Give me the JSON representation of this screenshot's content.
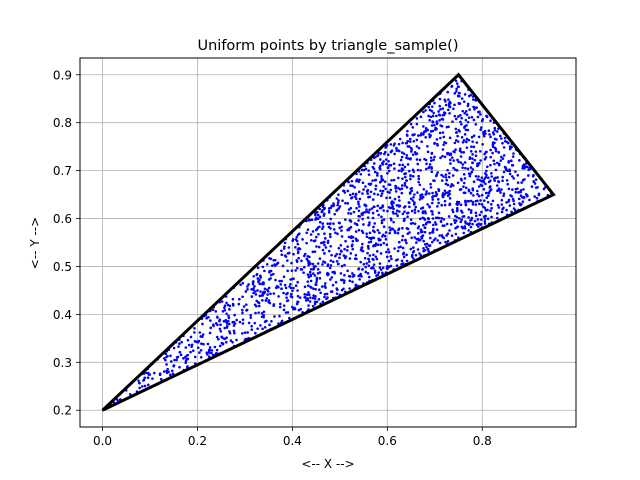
{
  "chart_data": {
    "type": "scatter",
    "title": "Uniform points by triangle_sample()",
    "xlabel": "<-- X -->",
    "ylabel": "<-- Y -->",
    "xlim": [
      -0.0475,
      0.9975
    ],
    "ylim": [
      0.165,
      0.935
    ],
    "xticks": [
      0.0,
      0.2,
      0.4,
      0.6,
      0.8
    ],
    "xtick_labels": [
      "0.0",
      "0.2",
      "0.4",
      "0.6",
      "0.8"
    ],
    "yticks": [
      0.2,
      0.3,
      0.4,
      0.5,
      0.6,
      0.7,
      0.8,
      0.9
    ],
    "ytick_labels": [
      "0.2",
      "0.3",
      "0.4",
      "0.5",
      "0.6",
      "0.7",
      "0.8",
      "0.9"
    ],
    "grid": true,
    "triangle": {
      "vertices": [
        [
          0.0,
          0.2
        ],
        [
          0.95,
          0.65
        ],
        [
          0.75,
          0.9
        ]
      ],
      "color": "#000000"
    },
    "points": {
      "count": 2000,
      "color": "#0000ff",
      "distribution": "uniform inside triangle"
    }
  }
}
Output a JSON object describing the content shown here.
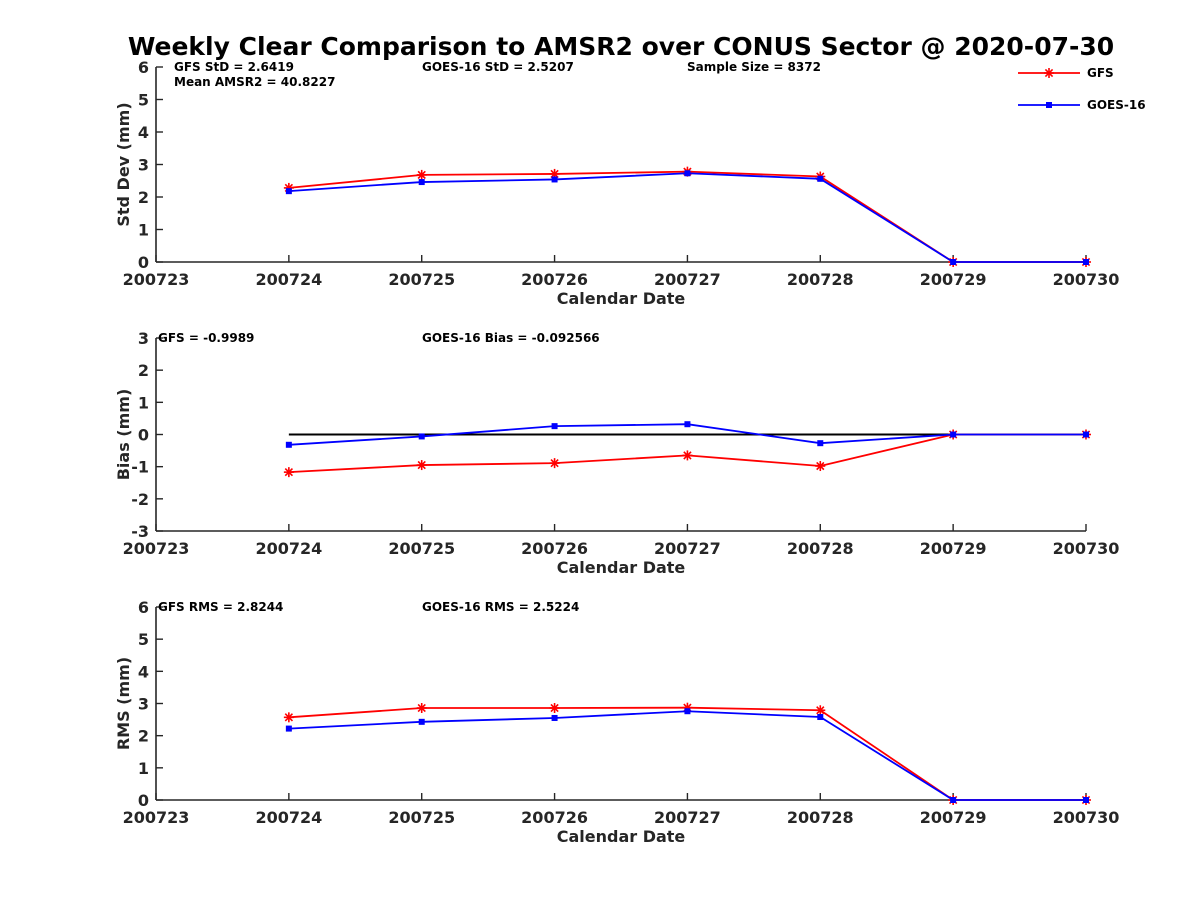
{
  "figure": {
    "title": "Weekly Clear Comparison to AMSR2 over CONUS Sector @ 2020-07-30"
  },
  "legend": {
    "placement": "top-right",
    "entries": [
      {
        "name": "GFS",
        "color": "#ff0000",
        "marker": "asterisk"
      },
      {
        "name": "GOES-16",
        "color": "#0000ff",
        "marker": "square"
      }
    ]
  },
  "chart_data": [
    {
      "type": "line",
      "xlabel": "Calendar Date",
      "ylabel": "Std Dev (mm)",
      "x": [
        "200723",
        "200724",
        "200725",
        "200726",
        "200727",
        "200728",
        "200729",
        "200730"
      ],
      "ylim": [
        0,
        6
      ],
      "yticks": [
        "0",
        "1",
        "2",
        "3",
        "4",
        "5",
        "6"
      ],
      "annotations": [
        "GFS StD = 2.6419",
        "Mean AMSR2 = 40.8227",
        "GOES-16 StD = 2.5207",
        "Sample Size = 8372"
      ],
      "series": [
        {
          "name": "GFS",
          "color": "#ff0000",
          "marker": "asterisk",
          "points": [
            [
              "200724",
              2.28
            ],
            [
              "200725",
              2.68
            ],
            [
              "200726",
              2.71
            ],
            [
              "200727",
              2.78
            ],
            [
              "200728",
              2.63
            ],
            [
              "200729",
              0
            ],
            [
              "200730",
              0
            ]
          ]
        },
        {
          "name": "GOES-16",
          "color": "#0000ff",
          "marker": "square",
          "points": [
            [
              "200724",
              2.18
            ],
            [
              "200725",
              2.46
            ],
            [
              "200726",
              2.54
            ],
            [
              "200727",
              2.73
            ],
            [
              "200728",
              2.56
            ],
            [
              "200729",
              0
            ],
            [
              "200730",
              0
            ]
          ]
        }
      ]
    },
    {
      "type": "line",
      "xlabel": "Calendar Date",
      "ylabel": "Bias (mm)",
      "x": [
        "200723",
        "200724",
        "200725",
        "200726",
        "200727",
        "200728",
        "200729",
        "200730"
      ],
      "ylim": [
        -3,
        3
      ],
      "yticks": [
        "-3",
        "-2",
        "-1",
        "0",
        "1",
        "2",
        "3"
      ],
      "reference_line": {
        "y": 0,
        "from": "200724",
        "to": "200730",
        "color": "#000000"
      },
      "annotations": [
        "GFS = -0.9989",
        "GOES-16 Bias  = -0.092566"
      ],
      "series": [
        {
          "name": "GFS",
          "color": "#ff0000",
          "marker": "asterisk",
          "points": [
            [
              "200724",
              -1.17
            ],
            [
              "200725",
              -0.95
            ],
            [
              "200726",
              -0.89
            ],
            [
              "200727",
              -0.65
            ],
            [
              "200728",
              -0.98
            ],
            [
              "200729",
              0
            ],
            [
              "200730",
              0
            ]
          ]
        },
        {
          "name": "GOES-16",
          "color": "#0000ff",
          "marker": "square",
          "points": [
            [
              "200724",
              -0.32
            ],
            [
              "200725",
              -0.06
            ],
            [
              "200726",
              0.26
            ],
            [
              "200727",
              0.32
            ],
            [
              "200728",
              -0.27
            ],
            [
              "200729",
              0
            ],
            [
              "200730",
              0
            ]
          ]
        }
      ]
    },
    {
      "type": "line",
      "xlabel": "Calendar Date",
      "ylabel": "RMS (mm)",
      "x": [
        "200723",
        "200724",
        "200725",
        "200726",
        "200727",
        "200728",
        "200729",
        "200730"
      ],
      "ylim": [
        0,
        6
      ],
      "yticks": [
        "0",
        "1",
        "2",
        "3",
        "4",
        "5",
        "6"
      ],
      "annotations": [
        "GFS RMS = 2.8244",
        "GOES-16 RMS = 2.5224"
      ],
      "series": [
        {
          "name": "GFS",
          "color": "#ff0000",
          "marker": "asterisk",
          "points": [
            [
              "200724",
              2.57
            ],
            [
              "200725",
              2.86
            ],
            [
              "200726",
              2.86
            ],
            [
              "200727",
              2.87
            ],
            [
              "200728",
              2.79
            ],
            [
              "200729",
              0
            ],
            [
              "200730",
              0
            ]
          ]
        },
        {
          "name": "GOES-16",
          "color": "#0000ff",
          "marker": "square",
          "points": [
            [
              "200724",
              2.22
            ],
            [
              "200725",
              2.43
            ],
            [
              "200726",
              2.55
            ],
            [
              "200727",
              2.76
            ],
            [
              "200728",
              2.58
            ],
            [
              "200729",
              0
            ],
            [
              "200730",
              0
            ]
          ]
        }
      ]
    }
  ]
}
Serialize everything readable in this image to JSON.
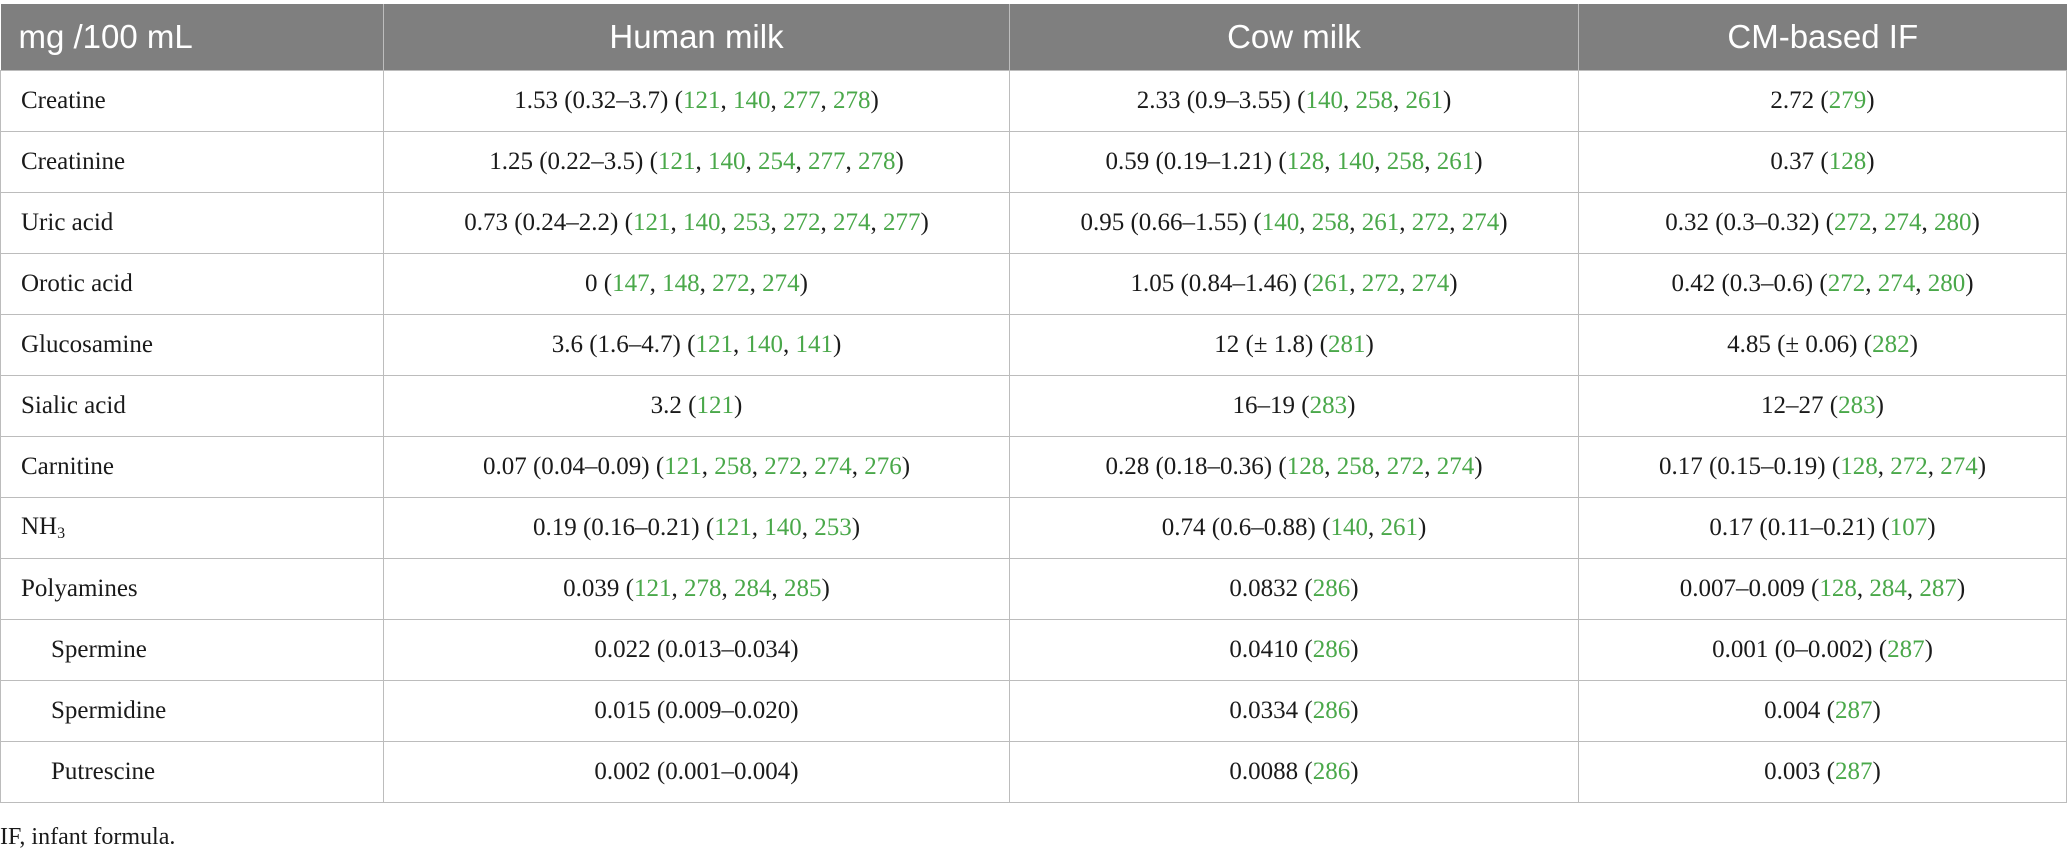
{
  "table": {
    "headers": [
      "mg /100 mL",
      "Human milk",
      "Cow milk",
      "CM-based IF"
    ],
    "rows": [
      {
        "label": "Creatine",
        "sub": false,
        "cells": [
          {
            "value": "1.53 (0.32–3.7)",
            "refs": [
              "121",
              "140",
              "277",
              "278"
            ]
          },
          {
            "value": "2.33 (0.9–3.55)",
            "refs": [
              "140",
              "258",
              "261"
            ]
          },
          {
            "value": "2.72",
            "refs": [
              "279"
            ]
          }
        ]
      },
      {
        "label": "Creatinine",
        "sub": false,
        "cells": [
          {
            "value": "1.25 (0.22–3.5)",
            "refs": [
              "121",
              "140",
              "254",
              "277",
              "278"
            ]
          },
          {
            "value": "0.59 (0.19–1.21)",
            "refs": [
              "128",
              "140",
              "258",
              "261"
            ]
          },
          {
            "value": "0.37",
            "refs": [
              "128"
            ]
          }
        ]
      },
      {
        "label": "Uric acid",
        "sub": false,
        "cells": [
          {
            "value": "0.73 (0.24–2.2)",
            "refs": [
              "121",
              "140",
              "253",
              "272",
              "274",
              "277"
            ]
          },
          {
            "value": "0.95 (0.66–1.55)",
            "refs": [
              "140",
              "258",
              "261",
              "272",
              "274"
            ]
          },
          {
            "value": "0.32 (0.3–0.32)",
            "refs": [
              "272",
              "274",
              "280"
            ]
          }
        ]
      },
      {
        "label": "Orotic acid",
        "sub": false,
        "cells": [
          {
            "value": "0",
            "refs": [
              "147",
              "148",
              "272",
              "274"
            ]
          },
          {
            "value": "1.05 (0.84–1.46)",
            "refs": [
              "261",
              "272",
              "274"
            ]
          },
          {
            "value": "0.42 (0.3–0.6)",
            "refs": [
              "272",
              "274",
              "280"
            ]
          }
        ]
      },
      {
        "label": "Glucosamine",
        "sub": false,
        "cells": [
          {
            "value": "3.6 (1.6–4.7)",
            "refs": [
              "121",
              "140",
              "141"
            ]
          },
          {
            "value": "12 (± 1.8)",
            "refs": [
              "281"
            ]
          },
          {
            "value": "4.85 (± 0.06)",
            "refs": [
              "282"
            ]
          }
        ]
      },
      {
        "label": "Sialic acid",
        "sub": false,
        "cells": [
          {
            "value": "3.2",
            "refs": [
              "121"
            ]
          },
          {
            "value": "16–19",
            "refs": [
              "283"
            ]
          },
          {
            "value": "12–27",
            "refs": [
              "283"
            ]
          }
        ]
      },
      {
        "label": "Carnitine",
        "sub": false,
        "cells": [
          {
            "value": "0.07 (0.04–0.09)",
            "refs": [
              "121",
              "258",
              "272",
              "274",
              "276"
            ]
          },
          {
            "value": "0.28 (0.18–0.36)",
            "refs": [
              "128",
              "258",
              "272",
              "274"
            ]
          },
          {
            "value": "0.17 (0.15–0.19)",
            "refs": [
              "128",
              "272",
              "274"
            ]
          }
        ]
      },
      {
        "label": "NH",
        "label_sub": "3",
        "sub": false,
        "cells": [
          {
            "value": "0.19 (0.16–0.21)",
            "refs": [
              "121",
              "140",
              "253"
            ]
          },
          {
            "value": "0.74 (0.6–0.88)",
            "refs": [
              "140",
              "261"
            ]
          },
          {
            "value": "0.17 (0.11–0.21)",
            "refs": [
              "107"
            ]
          }
        ]
      },
      {
        "label": "Polyamines",
        "sub": false,
        "cells": [
          {
            "value": "0.039",
            "refs": [
              "121",
              "278",
              "284",
              "285"
            ]
          },
          {
            "value": "0.0832",
            "refs": [
              "286"
            ]
          },
          {
            "value": "0.007–0.009",
            "refs": [
              "128",
              "284",
              "287"
            ]
          }
        ]
      },
      {
        "label": "Spermine",
        "sub": true,
        "cells": [
          {
            "value": "0.022 (0.013–0.034)",
            "refs": []
          },
          {
            "value": "0.0410",
            "refs": [
              "286"
            ]
          },
          {
            "value": "0.001 (0–0.002)",
            "refs": [
              "287"
            ]
          }
        ]
      },
      {
        "label": "Spermidine",
        "sub": true,
        "cells": [
          {
            "value": "0.015 (0.009–0.020)",
            "refs": []
          },
          {
            "value": "0.0334",
            "refs": [
              "286"
            ]
          },
          {
            "value": "0.004",
            "refs": [
              "287"
            ]
          }
        ]
      },
      {
        "label": "Putrescine",
        "sub": true,
        "cells": [
          {
            "value": "0.002 (0.001–0.004)",
            "refs": []
          },
          {
            "value": "0.0088",
            "refs": [
              "286"
            ]
          },
          {
            "value": "0.003",
            "refs": [
              "287"
            ]
          }
        ]
      }
    ]
  },
  "footnote": "IF, infant formula.",
  "colors": {
    "header_bg": "#7f7f7f",
    "header_text": "#ffffff",
    "reference_link": "#4aa84a",
    "grid_line": "#bcbcbc"
  }
}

EXERCISE BRIEF.
Exactly how many lines of the material contain the word "JSON"? Write the number alone.

PROBLEM SOLUTION.
3